# Instructions for the task
Take the listing and print it in full, exactly as given.

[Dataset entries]

◇ ◇ ◇ ◇ ◇ ◇ ◇

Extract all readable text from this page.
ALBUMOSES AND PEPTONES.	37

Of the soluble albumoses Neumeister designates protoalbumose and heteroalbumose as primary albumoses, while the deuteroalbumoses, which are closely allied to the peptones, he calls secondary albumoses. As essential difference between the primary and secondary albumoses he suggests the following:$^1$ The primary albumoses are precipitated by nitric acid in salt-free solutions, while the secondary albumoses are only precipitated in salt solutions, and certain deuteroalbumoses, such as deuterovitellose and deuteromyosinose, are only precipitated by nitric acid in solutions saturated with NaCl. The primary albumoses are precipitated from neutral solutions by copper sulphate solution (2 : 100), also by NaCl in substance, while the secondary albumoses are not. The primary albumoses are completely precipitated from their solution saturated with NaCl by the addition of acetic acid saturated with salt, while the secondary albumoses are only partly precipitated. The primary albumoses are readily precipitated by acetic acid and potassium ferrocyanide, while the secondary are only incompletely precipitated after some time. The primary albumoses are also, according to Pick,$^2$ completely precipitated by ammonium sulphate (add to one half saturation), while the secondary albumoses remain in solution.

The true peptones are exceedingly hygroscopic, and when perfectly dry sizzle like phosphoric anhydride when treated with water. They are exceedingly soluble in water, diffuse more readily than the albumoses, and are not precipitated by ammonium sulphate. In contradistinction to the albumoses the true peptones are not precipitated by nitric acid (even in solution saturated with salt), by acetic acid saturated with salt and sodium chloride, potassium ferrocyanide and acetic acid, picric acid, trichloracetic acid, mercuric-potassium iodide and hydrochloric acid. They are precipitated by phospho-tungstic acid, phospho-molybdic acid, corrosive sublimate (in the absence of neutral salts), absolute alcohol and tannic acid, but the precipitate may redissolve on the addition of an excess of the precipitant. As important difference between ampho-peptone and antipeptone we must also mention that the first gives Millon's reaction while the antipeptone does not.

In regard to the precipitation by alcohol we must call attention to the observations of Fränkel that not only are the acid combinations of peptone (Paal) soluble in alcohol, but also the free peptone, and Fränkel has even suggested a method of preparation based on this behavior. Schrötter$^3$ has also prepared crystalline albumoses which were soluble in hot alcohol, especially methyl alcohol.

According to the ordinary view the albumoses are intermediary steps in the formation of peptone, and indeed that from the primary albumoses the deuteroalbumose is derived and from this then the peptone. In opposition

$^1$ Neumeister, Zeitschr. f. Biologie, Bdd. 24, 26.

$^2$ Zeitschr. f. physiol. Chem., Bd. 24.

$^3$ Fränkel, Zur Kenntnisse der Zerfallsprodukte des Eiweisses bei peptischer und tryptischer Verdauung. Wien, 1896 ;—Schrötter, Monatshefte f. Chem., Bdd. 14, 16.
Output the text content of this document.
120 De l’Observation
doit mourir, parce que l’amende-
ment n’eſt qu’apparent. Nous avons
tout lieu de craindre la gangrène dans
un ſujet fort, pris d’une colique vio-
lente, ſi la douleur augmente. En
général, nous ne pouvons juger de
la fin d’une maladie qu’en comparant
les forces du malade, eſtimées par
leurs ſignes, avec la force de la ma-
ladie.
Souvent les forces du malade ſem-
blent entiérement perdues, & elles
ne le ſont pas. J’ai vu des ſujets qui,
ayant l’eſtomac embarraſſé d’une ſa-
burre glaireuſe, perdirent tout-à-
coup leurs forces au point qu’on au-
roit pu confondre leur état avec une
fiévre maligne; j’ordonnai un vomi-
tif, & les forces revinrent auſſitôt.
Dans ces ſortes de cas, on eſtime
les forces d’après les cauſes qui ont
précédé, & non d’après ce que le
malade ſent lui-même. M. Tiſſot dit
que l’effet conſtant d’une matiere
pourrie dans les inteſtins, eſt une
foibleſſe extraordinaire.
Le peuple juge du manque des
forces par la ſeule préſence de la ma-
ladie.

◇ ◇ ◇ ◇ ◇ ◇ ◇

# Result of the task
Extract all readable text from this page.
ALBUMOSES AND PEPTONES.	37

Of the soluble albumoses Neumeister designates protoalbumose and heteroalbumose as primary albumoses, while the deuteroalbumoses, which are closely allied to the peptones, he calls secondary albumoses. As essential difference between the primary and secondary albumoses he suggests the following:$^1$ The primary albumoses are precipitated by nitric acid in salt-free solutions, while the secondary albumoses are only precipitated in salt solutions, and certain deuteroalbumoses, such as deuterovitellose and deuteromyosinose, are only precipitated by nitric acid in solutions saturated with NaCl. The primary albumoses are precipitated from neutral solutions by copper sulphate solution (2 : 100), also by NaCl in substance, while the secondary albumoses are not. The primary albumoses are completely precipitated from their solution saturated with NaCl by the addition of acetic acid saturated with salt, while the secondary albumoses are only partly precipitated. The primary albumoses are readily precipitated by acetic acid and potassium ferrocyanide, while the secondary are only incompletely precipitated after some time. The primary albumoses are also, according to Pick,$^2$ completely precipitated by ammonium sulphate (add to one half saturation), while the secondary albumoses remain in solution.

The true peptones are exceedingly hygroscopic, and when perfectly dry sizzle like phosphoric anhydride when treated with water. They are exceedingly soluble in water, diffuse more readily than the albumoses, and are not precipitated by ammonium sulphate. In contradistinction to the albumoses the true peptones are not precipitated by nitric acid (even in solution saturated with salt), by acetic acid saturated with salt and sodium chloride, potassium ferrocyanide and acetic acid, picric acid, trichloracetic acid, mercuric-potassium iodide and hydrochloric acid. They are precipitated by phospho-tungstic acid, phospho-molybdic acid, corrosive sublimate (in the absence of neutral salts), absolute alcohol and tannic acid, but the precipitate may redissolve on the addition of an excess of the precipitant. As important difference between ampho-peptone and antipeptone we must also mention that the first gives Millon's reaction while the antipeptone does not.

In regard to the precipitation by alcohol we must call attention to the observations of Fränkel that not only are the acid combinations of peptone (Paal) soluble in alcohol, but also the free peptone, and Fränkel has even suggested a method of preparation based on this behavior. Schrötter$^3$ has also prepared crystalline albumoses which were soluble in hot alcohol, especially methyl alcohol.

According to the ordinary view the albumoses are intermediary steps in the formation of peptone, and indeed that from the primary albumoses the deuteroalbumose is derived and from this then the peptone. In opposition

$^1$ Neumeister, Zeitschr. f. Biologie, Bdd. 24, 26.

$^2$ Zeitschr. f. physiol. Chem., Bd. 24.

$^3$ Fränkel, Zur Kenntnisse der Zerfallsprodukte des Eiweisses bei peptischer und tryptischer Verdauung. Wien, 1896 ;—Schrötter, Monatshefte f. Chem., Bdd. 14, 16.
Output the text content of this document.
120 De l’Observation
doit mourir, parce que l’amende-
ment n’eſt qu’apparent. Nous avons
tout lieu de craindre la gangrène dans
un ſujet fort, pris d’une colique vio-
lente, ſi la douleur augmente. En
général, nous ne pouvons juger de
la fin d’une maladie qu’en comparant
les forces du malade, eſtimées par
leurs ſignes, avec la force de la ma-
ladie.
Souvent les forces du malade ſem-
blent entiérement perdues, & elles
ne le ſont pas. J’ai vu des ſujets qui,
ayant l’eſtomac embarraſſé d’une ſa-
burre glaireuſe, perdirent tout-à-
coup leurs forces au point qu’on au-
roit pu confondre leur état avec une
fiévre maligne; j’ordonnai un vomi-
tif, & les forces revinrent auſſitôt.
Dans ces ſortes de cas, on eſtime
les forces d’après les cauſes qui ont
précédé, & non d’après ce que le
malade ſent lui-même. M. Tiſſot dit
que l’effet conſtant d’une matiere
pourrie dans les inteſtins, eſt une
foibleſſe extraordinaire.
Le peuple juge du manque des
forces par la ſeule préſence de la ma-
ladie.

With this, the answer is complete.